==== ENTRIES SUPPLIED ====
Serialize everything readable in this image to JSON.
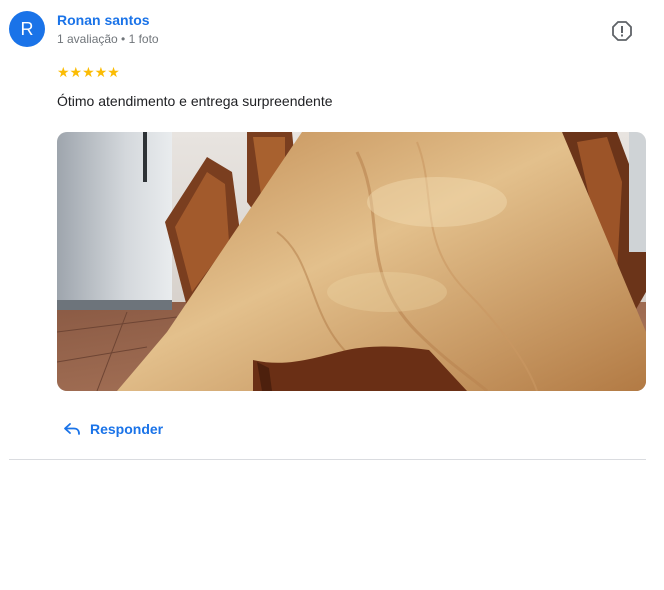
{
  "review": {
    "avatar_letter": "R",
    "author_name": "Ronan santos",
    "author_meta": "1 avaliação • 1 foto",
    "rating": 5,
    "stars_text": "★★★★★",
    "text": "Ótimo atendimento e entrega surpreendente",
    "photo_icon": "wooden-dining-table-photo",
    "report_icon": "report-icon"
  },
  "actions": {
    "reply_label": "Responder",
    "reply_icon": "reply-arrow-icon"
  },
  "colors": {
    "accent": "#1a73e8",
    "star": "#fbbc04",
    "meta": "#70757a",
    "text": "#202124",
    "divider": "#dadce0"
  }
}
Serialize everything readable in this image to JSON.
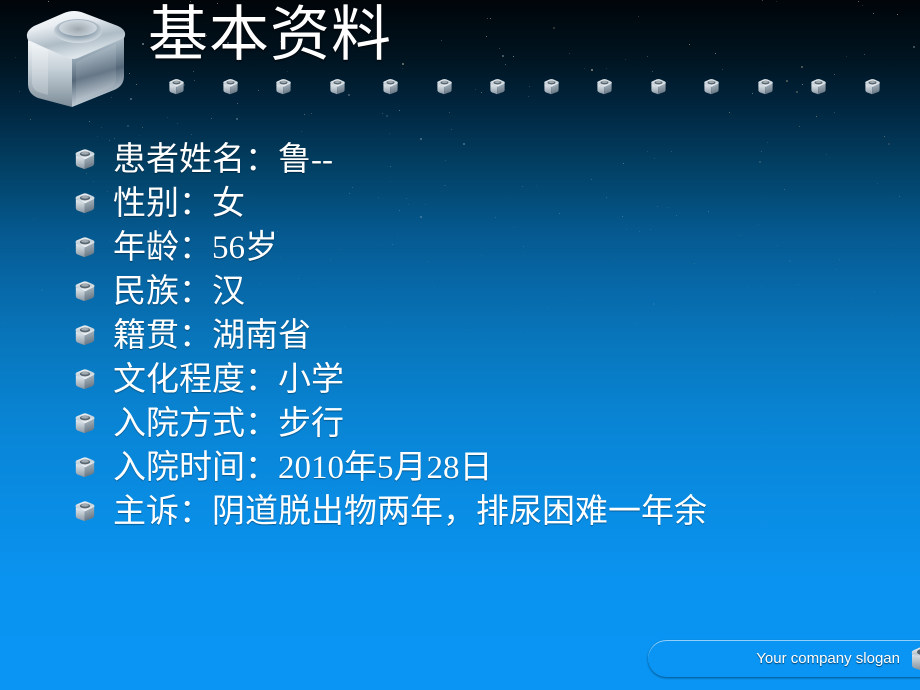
{
  "slide": {
    "title": "基本资料",
    "logo_icon": "metallic-cube-logo",
    "background_colors": {
      "top": "#000509",
      "middle": "#0769a9",
      "bottom": "#0a95f5"
    },
    "header_decoration": {
      "icon": "mini-cube-icon",
      "count": 14
    }
  },
  "bullets": [
    {
      "icon": "cube-bullet-icon",
      "text": "患者姓名：鲁--"
    },
    {
      "icon": "cube-bullet-icon",
      "text": "性别：女"
    },
    {
      "icon": "cube-bullet-icon",
      "text": "年龄：56岁"
    },
    {
      "icon": "cube-bullet-icon",
      "text": "民族：汉"
    },
    {
      "icon": "cube-bullet-icon",
      "text": "籍贯：湖南省"
    },
    {
      "icon": "cube-bullet-icon",
      "text": "文化程度：小学"
    },
    {
      "icon": "cube-bullet-icon",
      "text": "入院方式：步行"
    },
    {
      "icon": "cube-bullet-icon",
      "text": "入院时间：2010年5月28日"
    },
    {
      "icon": "cube-bullet-icon",
      "text": "主诉：阴道脱出物两年，排尿困难一年余"
    }
  ],
  "footer": {
    "slogan": "Your company slogan",
    "icon": "cube-icon"
  }
}
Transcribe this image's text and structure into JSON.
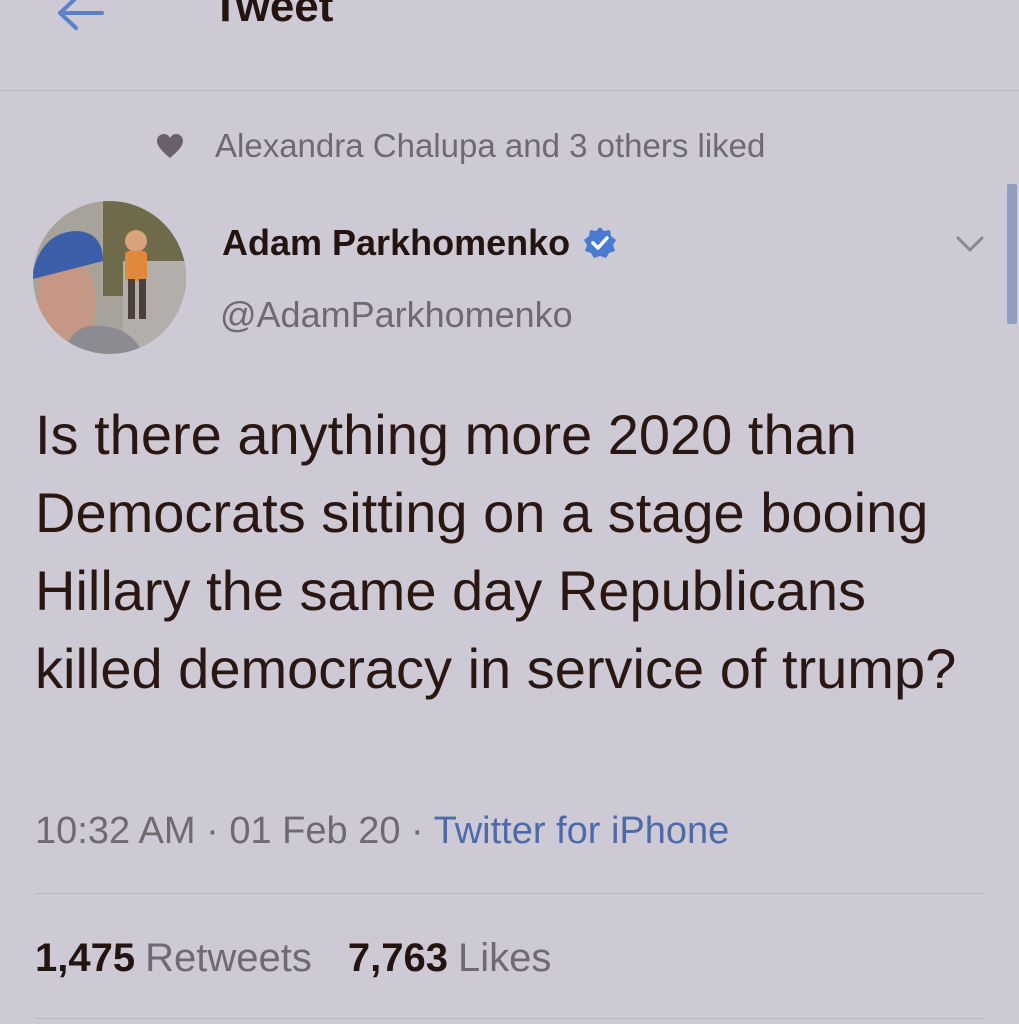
{
  "header": {
    "title": "Tweet",
    "back_icon": "arrow-left-icon"
  },
  "social_context": {
    "icon": "heart-icon",
    "text": "Alexandra Chalupa and 3 others liked"
  },
  "author": {
    "name": "Adam Parkhomenko",
    "handle": "@AdamParkhomenko",
    "verified": true,
    "verified_icon": "verified-badge-icon"
  },
  "tweet": {
    "text": "Is there anything more 2020 than Democrats sitting on a stage booing Hillary the same day Republicans killed democracy in service of trump?",
    "time": "10:32 AM",
    "separator": "·",
    "date": "01 Feb 20",
    "source": "Twitter for iPhone"
  },
  "stats": {
    "retweets_count": "1,475",
    "retweets_label": "Retweets",
    "likes_count": "7,763",
    "likes_label": "Likes"
  },
  "colors": {
    "background": "#cdcad6",
    "text": "#2a1712",
    "muted": "#6f6972",
    "link": "#4f6aa8",
    "verified": "#4a7bd0",
    "back_arrow": "#5b82c8"
  }
}
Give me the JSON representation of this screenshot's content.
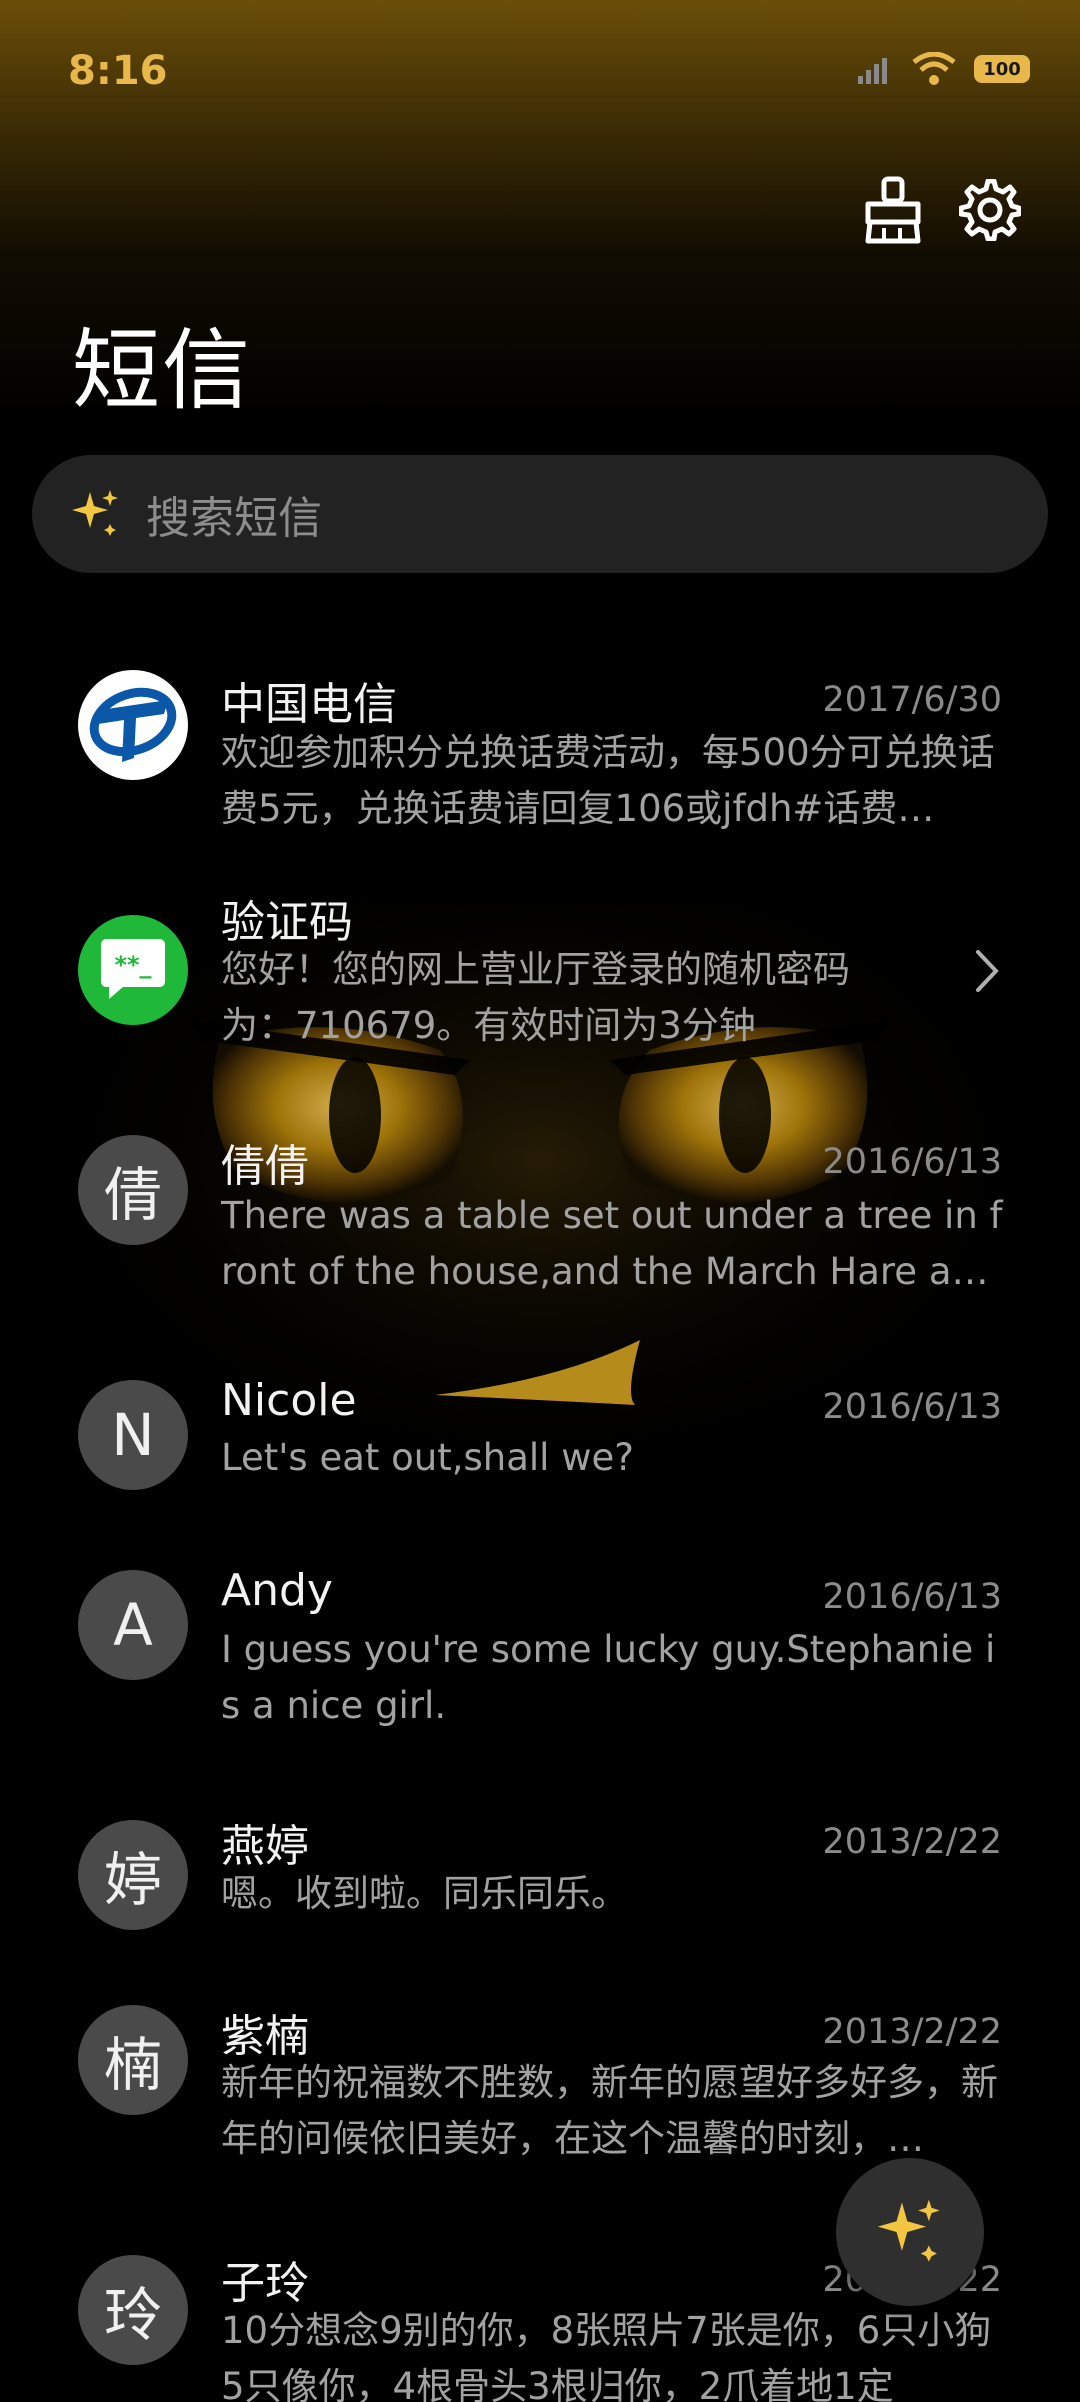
{
  "status": {
    "time": "8:16",
    "battery": "100"
  },
  "header": {
    "title": "短信"
  },
  "search": {
    "placeholder": "搜索短信"
  },
  "messages": [
    {
      "name": "中国电信",
      "date": "2017/6/30",
      "preview": "欢迎参加积分兑换话费活动，每500分可兑换话费5元，兑换话费请回复106或jfdh#话费…",
      "avatar_type": "china-telecom-logo"
    },
    {
      "name": "验证码",
      "date": "",
      "preview": "您好！您的网上营业厅登录的随机密码为：710679。有效时间为3分钟",
      "avatar_type": "verification-code-icon",
      "avatar_glyph": "**_"
    },
    {
      "name": "倩倩",
      "date": "2016/6/13",
      "preview": "There was a table set out under a tree in front of the house,and the March Hare an…",
      "avatar_letter": "倩"
    },
    {
      "name": "Nicole",
      "date": "2016/6/13",
      "preview": "Let's eat out,shall we?",
      "avatar_letter": "N"
    },
    {
      "name": "Andy",
      "date": "2016/6/13",
      "preview": "I guess you're some lucky guy.Stephanie is a nice girl.",
      "avatar_letter": "A"
    },
    {
      "name": "燕婷",
      "date": "2013/2/22",
      "preview": "嗯。收到啦。同乐同乐。",
      "avatar_letter": "婷"
    },
    {
      "name": "紫楠",
      "date": "2013/2/22",
      "preview": "新年的祝福数不胜数，新年的愿望好多好多，新年的问候依旧美好，在这个温馨的时刻，…",
      "avatar_letter": "楠"
    },
    {
      "name": "子玲",
      "date": "2013/2/22",
      "preview": "10分想念9别的你，8张照片7张是你，6只小狗5只像你，4根骨头3根归你，2爪着地1定",
      "avatar_letter": "玲"
    }
  ],
  "colors": {
    "accent": "#e8b84a",
    "background": "#000000",
    "verification_green": "#1fb838",
    "telecom_blue": "#0b57a8"
  },
  "icons": {
    "clean": "broom-icon",
    "settings": "gear-icon",
    "search": "sparkle-icon",
    "fab": "sparkle-icon"
  }
}
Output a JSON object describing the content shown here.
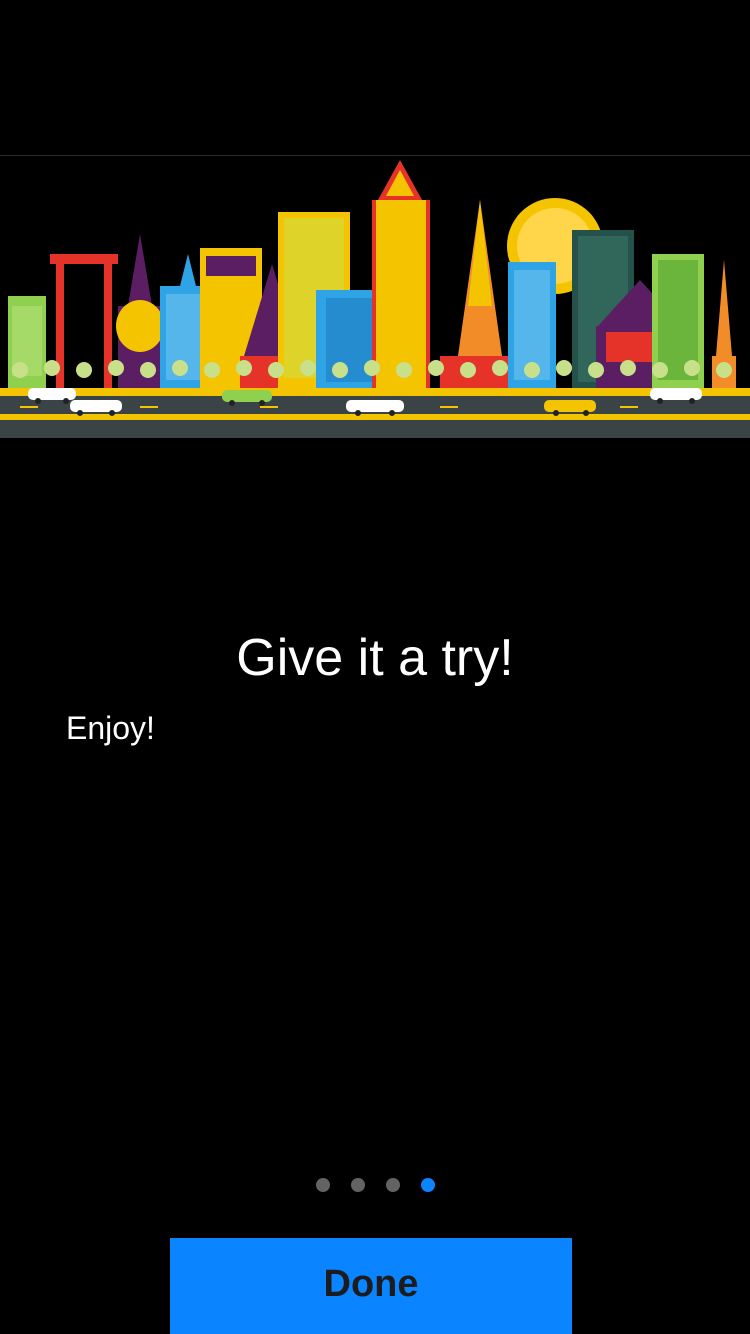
====
Reproduce each entry verbatim, excluding any embedded images.

Serialize everything readable in this image to JSON.
{
  "review": {
    "avatar_letter": "R",
    "author_name": "Ronan santos",
    "author_meta": "1 avaliação • 1 foto",
    "rating": 5,
    "stars_text": "★★★★★",
    "text": "Ótimo atendimento e entrega surpreendente",
    "photo_icon": "wooden-dining-table-photo",
    "report_icon": "report-icon"
  },
  "actions": {
    "reply_label": "Responder",
    "reply_icon": "reply-arrow-icon"
  },
  "colors": {
    "accent": "#1a73e8",
    "star": "#fbbc04",
    "meta": "#70757a",
    "text": "#202124",
    "divider": "#dadce0"
  }
}
Serialize everything readable in this image to JSON.
{
  "slide": {
    "title": "基本资料",
    "logo_icon": "metallic-cube-logo",
    "background_colors": {
      "top": "#000509",
      "middle": "#0769a9",
      "bottom": "#0a95f5"
    },
    "header_decoration": {
      "icon": "mini-cube-icon",
      "count": 14
    }
  },
  "bullets": [
    {
      "icon": "cube-bullet-icon",
      "text": "患者姓名：鲁--"
    },
    {
      "icon": "cube-bullet-icon",
      "text": "性别：女"
    },
    {
      "icon": "cube-bullet-icon",
      "text": "年龄：56岁"
    },
    {
      "icon": "cube-bullet-icon",
      "text": "民族：汉"
    },
    {
      "icon": "cube-bullet-icon",
      "text": "籍贯：湖南省"
    },
    {
      "icon": "cube-bullet-icon",
      "text": "文化程度：小学"
    },
    {
      "icon": "cube-bullet-icon",
      "text": "入院方式：步行"
    },
    {
      "icon": "cube-bullet-icon",
      "text": "入院时间：2010年5月28日"
    },
    {
      "icon": "cube-bullet-icon",
      "text": "主诉：阴道脱出物两年，排尿困难一年余"
    }
  ],
  "footer": {
    "slogan": "Your company slogan",
    "icon": "cube-icon"
  }
}
Transcribe this image's text and structure into JSON.
{
  "header": {
    "title": "Tweet",
    "back_icon": "arrow-left-icon"
  },
  "social_context": {
    "icon": "heart-icon",
    "text": "Alexandra Chalupa and 3 others liked"
  },
  "author": {
    "name": "Adam Parkhomenko",
    "handle": "@AdamParkhomenko",
    "verified": true,
    "verified_icon": "verified-badge-icon"
  },
  "tweet": {
    "text": "Is there anything more 2020 than Democrats sitting on a stage booing Hillary the same day Republicans killed democracy in service of trump?",
    "time": "10:32 AM",
    "separator": "·",
    "date": "01 Feb 20",
    "source": "Twitter for iPhone"
  },
  "stats": {
    "retweets_count": "1,475",
    "retweets_label": "Retweets",
    "likes_count": "7,763",
    "likes_label": "Likes"
  },
  "colors": {
    "background": "#cdcad6",
    "text": "#2a1712",
    "muted": "#6f6972",
    "link": "#4f6aa8",
    "verified": "#4a7bd0",
    "back_arrow": "#5b82c8"
  }
}
Give me the JSON representation of this screenshot's content.
{
  "status": {
    "time": "8:16",
    "battery": "100"
  },
  "header": {
    "title": "短信"
  },
  "search": {
    "placeholder": "搜索短信"
  },
  "messages": [
    {
      "name": "中国电信",
      "date": "2017/6/30",
      "preview": "欢迎参加积分兑换话费活动，每500分可兑换话费5元，兑换话费请回复106或jfdh#话费…",
      "avatar_type": "china-telecom-logo"
    },
    {
      "name": "验证码",
      "date": "",
      "preview": "您好！您的网上营业厅登录的随机密码为：710679。有效时间为3分钟",
      "avatar_type": "verification-code-icon",
      "avatar_glyph": "**_"
    },
    {
      "name": "倩倩",
      "date": "2016/6/13",
      "preview": "There was a table set out under a tree in front of the house,and the March Hare an…",
      "avatar_letter": "倩"
    },
    {
      "name": "Nicole",
      "date": "2016/6/13",
      "preview": "Let's eat out,shall we?",
      "avatar_letter": "N"
    },
    {
      "name": "Andy",
      "date": "2016/6/13",
      "preview": "I guess you're some lucky guy.Stephanie is a nice girl.",
      "avatar_letter": "A"
    },
    {
      "name": "燕婷",
      "date": "2013/2/22",
      "preview": "嗯。收到啦。同乐同乐。",
      "avatar_letter": "婷"
    },
    {
      "name": "紫楠",
      "date": "2013/2/22",
      "preview": "新年的祝福数不胜数，新年的愿望好多好多，新年的问候依旧美好，在这个温馨的时刻，…",
      "avatar_letter": "楠"
    },
    {
      "name": "子玲",
      "date": "2013/2/22",
      "preview": "10分想念9别的你，8张照片7张是你，6只小狗5只像你，4根骨头3根归你，2爪着地1定",
      "avatar_letter": "玲"
    }
  ],
  "colors": {
    "accent": "#e8b84a",
    "background": "#000000",
    "verification_green": "#1fb838",
    "telecom_blue": "#0b57a8"
  },
  "icons": {
    "clean": "broom-icon",
    "settings": "gear-icon",
    "search": "sparkle-icon",
    "fab": "sparkle-icon"
  }
}
Output a JSON object describing the content shown here.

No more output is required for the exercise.